● The exercise: Make an exact copy of the listing below.

● Input data:
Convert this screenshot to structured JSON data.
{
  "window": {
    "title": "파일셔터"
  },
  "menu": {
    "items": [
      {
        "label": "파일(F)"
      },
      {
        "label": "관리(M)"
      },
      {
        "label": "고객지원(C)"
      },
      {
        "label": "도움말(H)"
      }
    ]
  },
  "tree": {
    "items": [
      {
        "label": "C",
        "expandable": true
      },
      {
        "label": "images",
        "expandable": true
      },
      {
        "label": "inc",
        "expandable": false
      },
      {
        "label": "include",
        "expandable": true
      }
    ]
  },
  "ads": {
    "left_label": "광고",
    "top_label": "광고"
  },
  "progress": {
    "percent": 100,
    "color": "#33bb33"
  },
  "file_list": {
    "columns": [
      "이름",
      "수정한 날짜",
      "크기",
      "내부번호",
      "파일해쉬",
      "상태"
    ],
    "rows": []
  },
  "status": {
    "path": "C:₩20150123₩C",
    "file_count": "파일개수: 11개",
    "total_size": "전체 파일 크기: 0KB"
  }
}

● Task output:
Convert this screenshot to structured JSON data.
{
  "window": {
    "title": "파일셔터"
  },
  "menu": {
    "items": [
      {
        "label": "파일(F)"
      },
      {
        "label": "관리(M)"
      },
      {
        "label": "고객지원(C)"
      },
      {
        "label": "도움말(H)"
      }
    ]
  },
  "tree": {
    "items": [
      {
        "label": "C",
        "expandable": true
      },
      {
        "label": "images",
        "expandable": true
      },
      {
        "label": "inc",
        "expandable": false
      },
      {
        "label": "include",
        "expandable": true
      }
    ]
  },
  "ads": {
    "left_label": "광고",
    "top_label": "광고"
  },
  "progress": {
    "percent": 100,
    "color": "#33bb33"
  },
  "file_list": {
    "columns": [
      "이름",
      "수정한 날짜",
      "크기",
      "내부번호",
      "파일해쉬",
      "상태"
    ],
    "rows": []
  },
  "status": {
    "path": "C:₩20150123₩C",
    "file_count": "파일개수: 11개",
    "total_size": "전체 파일 크기: 0KB"
  }
}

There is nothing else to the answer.